Extracted data entries:
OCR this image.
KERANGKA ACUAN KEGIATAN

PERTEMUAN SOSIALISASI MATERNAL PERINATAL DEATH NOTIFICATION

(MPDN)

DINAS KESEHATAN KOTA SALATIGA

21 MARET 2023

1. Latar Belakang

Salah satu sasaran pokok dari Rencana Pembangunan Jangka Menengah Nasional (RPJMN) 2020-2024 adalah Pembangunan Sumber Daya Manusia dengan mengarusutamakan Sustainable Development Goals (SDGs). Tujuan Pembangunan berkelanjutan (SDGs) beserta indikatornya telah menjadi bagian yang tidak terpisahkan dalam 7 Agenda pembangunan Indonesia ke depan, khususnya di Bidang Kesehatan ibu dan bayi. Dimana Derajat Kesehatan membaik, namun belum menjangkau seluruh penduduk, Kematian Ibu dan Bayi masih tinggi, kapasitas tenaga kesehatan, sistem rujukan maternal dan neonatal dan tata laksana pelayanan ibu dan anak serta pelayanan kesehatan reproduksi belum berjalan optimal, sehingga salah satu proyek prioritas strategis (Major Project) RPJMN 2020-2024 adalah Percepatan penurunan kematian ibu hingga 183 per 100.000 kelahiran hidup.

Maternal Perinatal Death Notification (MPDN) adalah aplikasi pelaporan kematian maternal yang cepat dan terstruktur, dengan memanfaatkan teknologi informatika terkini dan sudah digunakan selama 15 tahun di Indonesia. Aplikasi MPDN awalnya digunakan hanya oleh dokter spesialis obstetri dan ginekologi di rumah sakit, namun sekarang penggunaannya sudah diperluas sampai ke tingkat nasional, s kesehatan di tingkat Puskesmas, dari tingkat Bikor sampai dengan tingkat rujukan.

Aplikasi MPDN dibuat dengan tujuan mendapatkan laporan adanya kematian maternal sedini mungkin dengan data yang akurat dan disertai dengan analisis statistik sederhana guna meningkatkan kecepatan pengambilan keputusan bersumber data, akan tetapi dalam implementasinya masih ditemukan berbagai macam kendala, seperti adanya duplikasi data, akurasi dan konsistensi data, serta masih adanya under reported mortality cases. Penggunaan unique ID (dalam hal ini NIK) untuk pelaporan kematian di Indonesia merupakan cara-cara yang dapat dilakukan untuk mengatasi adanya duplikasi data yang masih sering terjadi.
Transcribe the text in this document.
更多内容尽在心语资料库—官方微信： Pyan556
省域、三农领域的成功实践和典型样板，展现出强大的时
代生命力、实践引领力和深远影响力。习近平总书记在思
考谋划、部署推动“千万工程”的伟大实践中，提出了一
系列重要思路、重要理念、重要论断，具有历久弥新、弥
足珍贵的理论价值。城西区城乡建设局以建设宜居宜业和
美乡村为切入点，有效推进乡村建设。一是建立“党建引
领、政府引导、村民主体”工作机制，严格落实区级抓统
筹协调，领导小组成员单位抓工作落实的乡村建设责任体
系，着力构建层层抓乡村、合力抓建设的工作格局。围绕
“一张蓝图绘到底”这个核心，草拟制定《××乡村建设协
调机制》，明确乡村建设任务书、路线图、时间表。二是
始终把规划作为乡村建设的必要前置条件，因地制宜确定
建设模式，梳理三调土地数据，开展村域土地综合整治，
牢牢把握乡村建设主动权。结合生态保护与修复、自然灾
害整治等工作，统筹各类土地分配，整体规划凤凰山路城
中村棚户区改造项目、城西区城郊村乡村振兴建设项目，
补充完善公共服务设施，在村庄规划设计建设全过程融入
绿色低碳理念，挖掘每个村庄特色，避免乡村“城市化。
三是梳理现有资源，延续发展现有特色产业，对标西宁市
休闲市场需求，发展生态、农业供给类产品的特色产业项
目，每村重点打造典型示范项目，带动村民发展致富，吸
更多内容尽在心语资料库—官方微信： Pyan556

- _OBJECTIVE_: The lines above should be duplicated exactly.

- _RESPONSE BELOW_:
OCR this image.
KERANGKA ACUAN KEGIATAN

PERTEMUAN SOSIALISASI MATERNAL PERINATAL DEATH NOTIFICATION

(MPDN)

DINAS KESEHATAN KOTA SALATIGA

21 MARET 2023

1. Latar Belakang

Salah satu sasaran pokok dari Rencana Pembangunan Jangka Menengah Nasional (RPJMN) 2020-2024 adalah Pembangunan Sumber Daya Manusia dengan mengarusutamakan Sustainable Development Goals (SDGs). Tujuan Pembangunan berkelanjutan (SDGs) beserta indikatornya telah menjadi bagian yang tidak terpisahkan dalam 7 Agenda pembangunan Indonesia ke depan, khususnya di Bidang Kesehatan ibu dan bayi. Dimana Derajat Kesehatan membaik, namun belum menjangkau seluruh penduduk, Kematian Ibu dan Bayi masih tinggi, kapasitas tenaga kesehatan, sistem rujukan maternal dan neonatal dan tata laksana pelayanan ibu dan anak serta pelayanan kesehatan reproduksi belum berjalan optimal, sehingga salah satu proyek prioritas strategis (Major Project) RPJMN 2020-2024 adalah Percepatan penurunan kematian ibu hingga 183 per 100.000 kelahiran hidup.

Maternal Perinatal Death Notification (MPDN) adalah aplikasi pelaporan kematian maternal yang cepat dan terstruktur, dengan memanfaatkan teknologi informatika terkini dan sudah digunakan selama 15 tahun di Indonesia. Aplikasi MPDN awalnya digunakan hanya oleh dokter spesialis obstetri dan ginekologi di rumah sakit, namun sekarang penggunaannya sudah diperluas sampai ke tingkat nasional, s kesehatan di tingkat Puskesmas, dari tingkat Bikor sampai dengan tingkat rujukan.

Aplikasi MPDN dibuat dengan tujuan mendapatkan laporan adanya kematian maternal sedini mungkin dengan data yang akurat dan disertai dengan analisis statistik sederhana guna meningkatkan kecepatan pengambilan keputusan bersumber data, akan tetapi dalam implementasinya masih ditemukan berbagai macam kendala, seperti adanya duplikasi data, akurasi dan konsistensi data, serta masih adanya under reported mortality cases. Penggunaan unique ID (dalam hal ini NIK) untuk pelaporan kematian di Indonesia merupakan cara-cara yang dapat dilakukan untuk mengatasi adanya duplikasi data yang masih sering terjadi.
Transcribe the text in this document.
更多内容尽在心语资料库—官方微信： Pyan556
省域、三农领域的成功实践和典型样板，展现出强大的时
代生命力、实践引领力和深远影响力。习近平总书记在思
考谋划、部署推动“千万工程”的伟大实践中，提出了一
系列重要思路、重要理念、重要论断，具有历久弥新、弥
足珍贵的理论价值。城西区城乡建设局以建设宜居宜业和
美乡村为切入点，有效推进乡村建设。一是建立“党建引
领、政府引导、村民主体”工作机制，严格落实区级抓统
筹协调，领导小组成员单位抓工作落实的乡村建设责任体
系，着力构建层层抓乡村、合力抓建设的工作格局。围绕
“一张蓝图绘到底”这个核心，草拟制定《××乡村建设协
调机制》，明确乡村建设任务书、路线图、时间表。二是
始终把规划作为乡村建设的必要前置条件，因地制宜确定
建设模式，梳理三调土地数据，开展村域土地综合整治，
牢牢把握乡村建设主动权。结合生态保护与修复、自然灾
害整治等工作，统筹各类土地分配，整体规划凤凰山路城
中村棚户区改造项目、城西区城郊村乡村振兴建设项目，
补充完善公共服务设施，在村庄规划设计建设全过程融入
绿色低碳理念，挖掘每个村庄特色，避免乡村“城市化。
三是梳理现有资源，延续发展现有特色产业，对标西宁市
休闲市场需求，发展生态、农业供给类产品的特色产业项
目，每村重点打造典型示范项目，带动村民发展致富，吸
更多内容尽在心语资料库—官方微信： Pyan556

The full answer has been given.